[Records about charts and figures]
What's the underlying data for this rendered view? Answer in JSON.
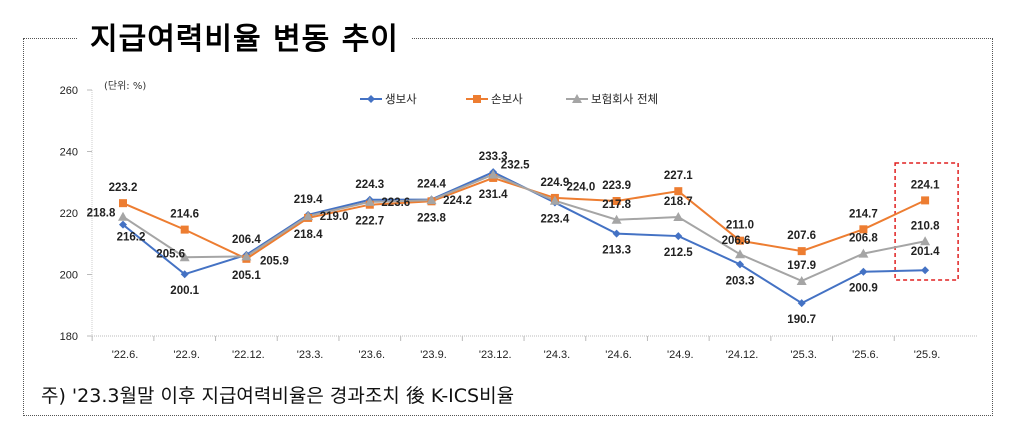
{
  "title": "지급여력비율 변동 추이",
  "footnote": "주) '23.3월말 이후 지급여력비율은 경과조치 後 K-ICS비율",
  "chart_data": {
    "type": "line",
    "title": "지급여력비율 변동 추이",
    "unit_label": "(단위: %)",
    "xlabel": "",
    "ylabel": "",
    "ylim": [
      180,
      260
    ],
    "yticks": [
      "180",
      "200",
      "220",
      "240",
      "260"
    ],
    "yticks_values": [
      180,
      200,
      220,
      240,
      260
    ],
    "grid": false,
    "legend_position": "top-right",
    "categories": [
      "'22.6.",
      "'22.9.",
      "'22.12.",
      "'23.3.",
      "'23.6.",
      "'23.9.",
      "'23.12.",
      "'24.3.",
      "'24.6.",
      "'24.9.",
      "'24.12.",
      "'25.3.",
      "'25.6.",
      "'25.9."
    ],
    "series": [
      {
        "name": "생보사",
        "color": "#4472C4",
        "marker": "diamond",
        "values": [
          216.2,
          200.1,
          206.4,
          219.4,
          224.3,
          224.4,
          233.3,
          223.4,
          213.3,
          212.5,
          203.3,
          190.7,
          200.9,
          201.4
        ],
        "labels": [
          "216.2",
          "200.1",
          "206.4",
          "219.4",
          "224.3",
          "224.4",
          "233.3",
          "223.4",
          "213.3",
          "212.5",
          "203.3",
          "190.7",
          "200.9",
          "201.4"
        ]
      },
      {
        "name": "손보사",
        "color": "#ED7D31",
        "marker": "square",
        "values": [
          223.2,
          214.6,
          205.1,
          218.4,
          222.7,
          223.8,
          231.4,
          224.9,
          223.9,
          227.1,
          211.0,
          207.6,
          214.7,
          224.1
        ],
        "labels": [
          "223.2",
          "214.6",
          "205.1",
          "218.4",
          "222.7",
          "223.8",
          "231.4",
          "224.9",
          "223.9",
          "227.1",
          "211.0",
          "207.6",
          "214.7",
          "224.1"
        ]
      },
      {
        "name": "보험회사 전체",
        "color": "#A5A5A5",
        "marker": "triangle",
        "values": [
          218.8,
          205.6,
          205.9,
          219.0,
          223.6,
          224.2,
          232.5,
          224.0,
          217.8,
          218.7,
          206.6,
          197.9,
          206.8,
          210.8
        ],
        "labels": [
          "218.8",
          "205.6",
          "205.9",
          "219.0",
          "223.6",
          "224.2",
          "232.5",
          "224.0",
          "217.8",
          "218.7",
          "206.6",
          "197.9",
          "206.8",
          "210.8"
        ]
      }
    ],
    "highlight_category": "'25.9.",
    "highlight_color": "#E02020"
  }
}
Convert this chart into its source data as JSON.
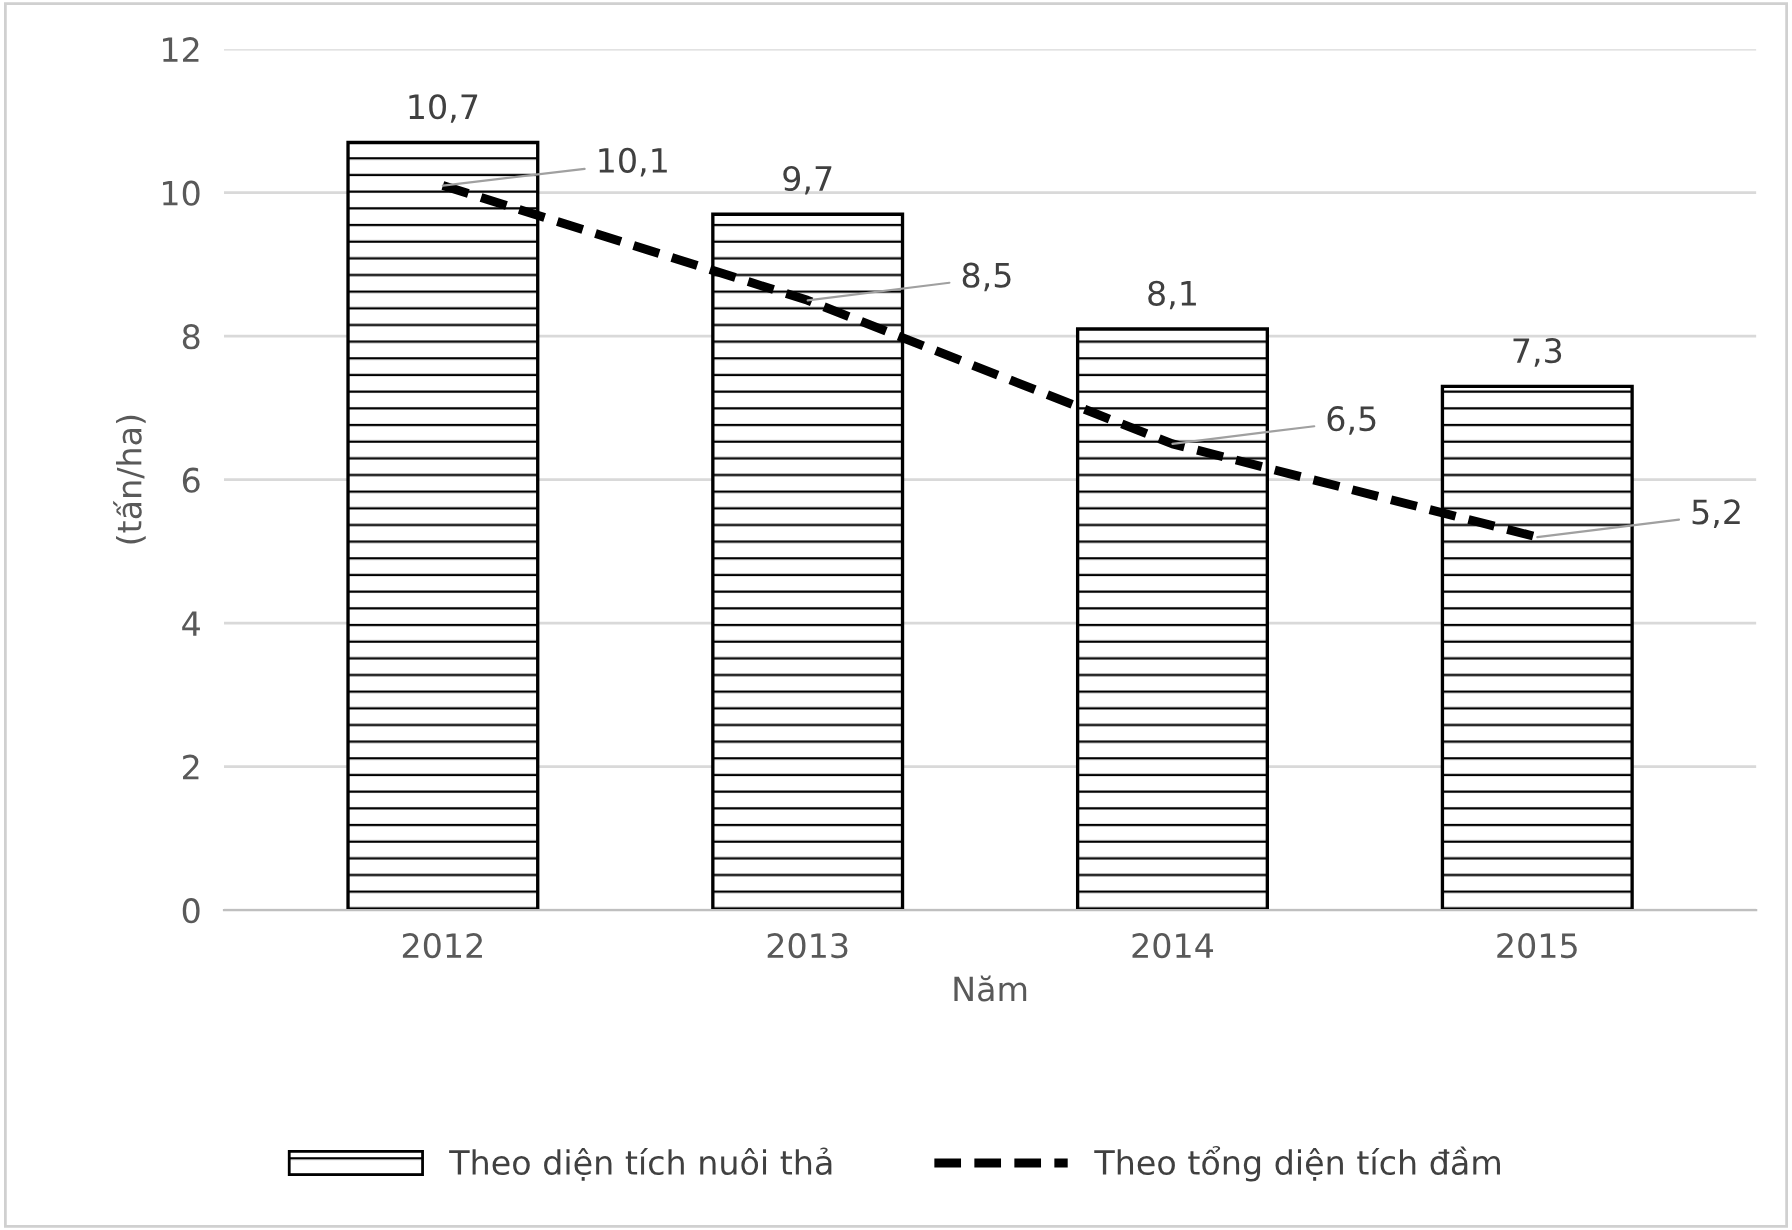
{
  "chart_data": {
    "type": "bar",
    "xlabel": "Năm",
    "ylabel": "(tấn/ha)",
    "categories": [
      "2012",
      "2013",
      "2014",
      "2015"
    ],
    "series": [
      {
        "name": "Theo diện tích nuôi thả",
        "color": "#000000",
        "values": [
          10.7,
          9.7,
          8.1,
          7.3
        ],
        "value_labels": [
          "10,7",
          "9,7",
          "8,1",
          "7,3"
        ]
      },
      {
        "name": "Theo tổng diện tích đầm",
        "type": "line",
        "color": "#000000",
        "line_style": "dashed",
        "values": [
          10.1,
          8.5,
          6.5,
          5.2
        ],
        "value_labels": [
          "10,1",
          "8,5",
          "6,5",
          "5,2"
        ]
      }
    ],
    "ylim": [
      0,
      12
    ],
    "yticks": [
      0,
      2,
      4,
      6,
      8,
      10,
      12
    ],
    "grid": "y",
    "legend": "bottom",
    "marker": "none"
  }
}
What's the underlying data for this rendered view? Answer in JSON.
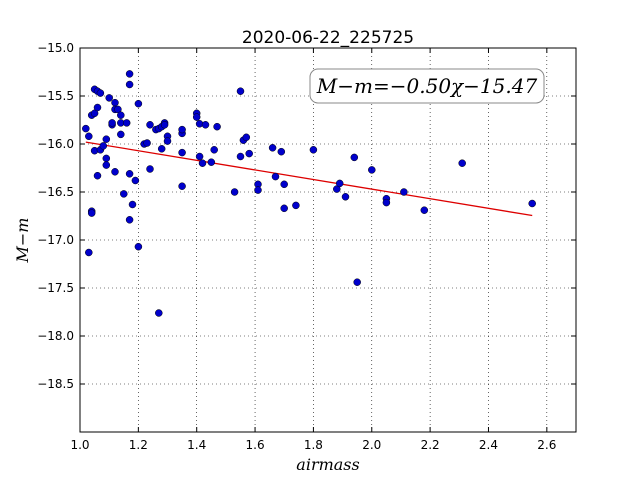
{
  "chart_data": {
    "type": "scatter",
    "title": "2020-06-22_225725",
    "xlabel": "airmass",
    "ylabel": "M−m",
    "xlim": [
      1.0,
      2.7
    ],
    "ylim": [
      -15.0,
      -19.0
    ],
    "y_inverted": true,
    "grid": true,
    "x_ticks": [
      "1.0",
      "1.2",
      "1.4",
      "1.6",
      "1.8",
      "2.0",
      "2.2",
      "2.4",
      "2.6"
    ],
    "y_ticks": [
      "−15.0",
      "−15.5",
      "−16.0",
      "−16.5",
      "−17.0",
      "−17.5",
      "−18.0",
      "−18.5"
    ],
    "annotation": "M−m=−0.50χ−15.47",
    "fit": {
      "slope": -0.5,
      "intercept": -15.47,
      "x_range": [
        1.02,
        2.55
      ]
    },
    "colors": {
      "points": "#0000cc",
      "fit": "#dd0000"
    },
    "points": [
      [
        1.02,
        -15.84
      ],
      [
        1.03,
        -15.92
      ],
      [
        1.03,
        -17.13
      ],
      [
        1.04,
        -16.7
      ],
      [
        1.04,
        -16.72
      ],
      [
        1.04,
        -15.7
      ],
      [
        1.05,
        -15.68
      ],
      [
        1.05,
        -16.07
      ],
      [
        1.05,
        -15.43
      ],
      [
        1.06,
        -15.45
      ],
      [
        1.06,
        -15.62
      ],
      [
        1.06,
        -16.33
      ],
      [
        1.07,
        -15.47
      ],
      [
        1.07,
        -16.06
      ],
      [
        1.08,
        -16.02
      ],
      [
        1.09,
        -15.95
      ],
      [
        1.09,
        -16.15
      ],
      [
        1.09,
        -16.22
      ],
      [
        1.1,
        -15.52
      ],
      [
        1.11,
        -15.8
      ],
      [
        1.11,
        -15.78
      ],
      [
        1.12,
        -15.57
      ],
      [
        1.12,
        -15.64
      ],
      [
        1.12,
        -16.29
      ],
      [
        1.13,
        -15.64
      ],
      [
        1.14,
        -15.7
      ],
      [
        1.14,
        -15.78
      ],
      [
        1.14,
        -15.9
      ],
      [
        1.15,
        -16.52
      ],
      [
        1.16,
        -15.78
      ],
      [
        1.17,
        -15.27
      ],
      [
        1.17,
        -15.38
      ],
      [
        1.17,
        -16.31
      ],
      [
        1.17,
        -16.79
      ],
      [
        1.18,
        -16.63
      ],
      [
        1.19,
        -16.38
      ],
      [
        1.2,
        -15.58
      ],
      [
        1.2,
        -17.07
      ],
      [
        1.22,
        -16.0
      ],
      [
        1.23,
        -15.99
      ],
      [
        1.24,
        -15.8
      ],
      [
        1.24,
        -16.26
      ],
      [
        1.26,
        -15.85
      ],
      [
        1.27,
        -15.84
      ],
      [
        1.27,
        -17.76
      ],
      [
        1.28,
        -15.82
      ],
      [
        1.28,
        -16.05
      ],
      [
        1.29,
        -15.78
      ],
      [
        1.29,
        -15.8
      ],
      [
        1.3,
        -15.92
      ],
      [
        1.3,
        -15.97
      ],
      [
        1.35,
        -16.09
      ],
      [
        1.35,
        -16.44
      ],
      [
        1.35,
        -15.89
      ],
      [
        1.35,
        -15.85
      ],
      [
        1.4,
        -15.68
      ],
      [
        1.4,
        -15.72
      ],
      [
        1.41,
        -15.79
      ],
      [
        1.41,
        -16.13
      ],
      [
        1.42,
        -16.2
      ],
      [
        1.43,
        -15.8
      ],
      [
        1.45,
        -16.19
      ],
      [
        1.46,
        -16.06
      ],
      [
        1.47,
        -15.82
      ],
      [
        1.53,
        -16.5
      ],
      [
        1.55,
        -15.45
      ],
      [
        1.55,
        -16.13
      ],
      [
        1.56,
        -15.96
      ],
      [
        1.57,
        -15.93
      ],
      [
        1.58,
        -16.1
      ],
      [
        1.61,
        -16.42
      ],
      [
        1.61,
        -16.48
      ],
      [
        1.66,
        -16.04
      ],
      [
        1.67,
        -16.34
      ],
      [
        1.69,
        -16.08
      ],
      [
        1.7,
        -16.67
      ],
      [
        1.7,
        -16.42
      ],
      [
        1.74,
        -16.64
      ],
      [
        1.8,
        -16.06
      ],
      [
        1.88,
        -16.47
      ],
      [
        1.89,
        -16.41
      ],
      [
        1.91,
        -16.55
      ],
      [
        1.94,
        -16.14
      ],
      [
        1.95,
        -17.44
      ],
      [
        2.0,
        -16.27
      ],
      [
        2.05,
        -16.57
      ],
      [
        2.05,
        -16.61
      ],
      [
        2.11,
        -16.5
      ],
      [
        2.18,
        -16.69
      ],
      [
        2.31,
        -16.2
      ],
      [
        2.55,
        -16.62
      ]
    ]
  }
}
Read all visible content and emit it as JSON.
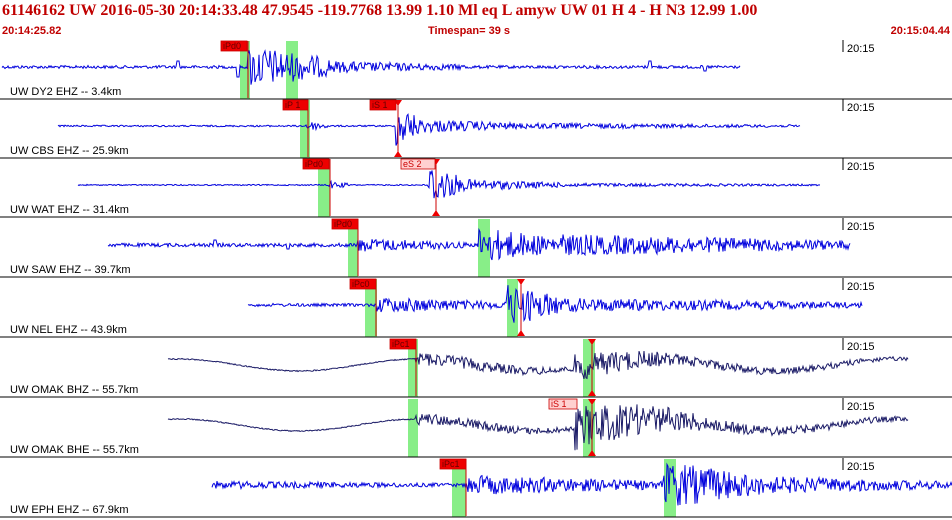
{
  "header": {
    "title": "61146162 UW 2016-05-30 20:14:33.48   47.9545 -119.7768  13.99  1.10 Ml  eq  L amyw     UW 01  H   4  -  H N3   12.99  1.00",
    "start_time": "20:14:25.82",
    "timespan": "Timespan=  39 s",
    "end_time": "20:15:04.44"
  },
  "colors": {
    "trace_hz": "#0000dd",
    "trace_bb": "#1a1a66",
    "pick_tag": "#ee0000",
    "pick_line": "#cc0000",
    "window": "#88ee88",
    "header_text": "#c00000"
  },
  "tick_label": "20:15",
  "channels": [
    {
      "label": "UW DY2 EHZ -- 3.4km",
      "picks": [
        "iPd0"
      ],
      "color": "hz"
    },
    {
      "label": "UW CBS EHZ -- 25.9km",
      "picks": [
        "iP 1",
        "iS 1"
      ],
      "color": "hz"
    },
    {
      "label": "UW WAT EHZ -- 31.4km",
      "picks": [
        "iPd0",
        "eS 2"
      ],
      "color": "hz"
    },
    {
      "label": "UW SAW EHZ -- 39.7km",
      "picks": [
        "iPd0"
      ],
      "color": "hz"
    },
    {
      "label": "UW NEL EHZ -- 43.9km",
      "picks": [
        "iPc0"
      ],
      "color": "hz"
    },
    {
      "label": "UW OMAK BHZ -- 55.7km",
      "picks": [
        "iPc1"
      ],
      "color": "bb"
    },
    {
      "label": "UW OMAK BHE -- 55.7km",
      "picks": [
        "iS 1"
      ],
      "color": "bb"
    },
    {
      "label": "UW EPH EHZ -- 67.9km",
      "picks": [
        "iPc1"
      ],
      "color": "hz"
    }
  ]
}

◆ **Written exercise**
Filter the records, keeping only lines that contain "diện", and show those lines.

◆ **Complete answer**
        "name": "Theo diện tích nuôi thả",
        "name": "Theo tổng diện tích đầm",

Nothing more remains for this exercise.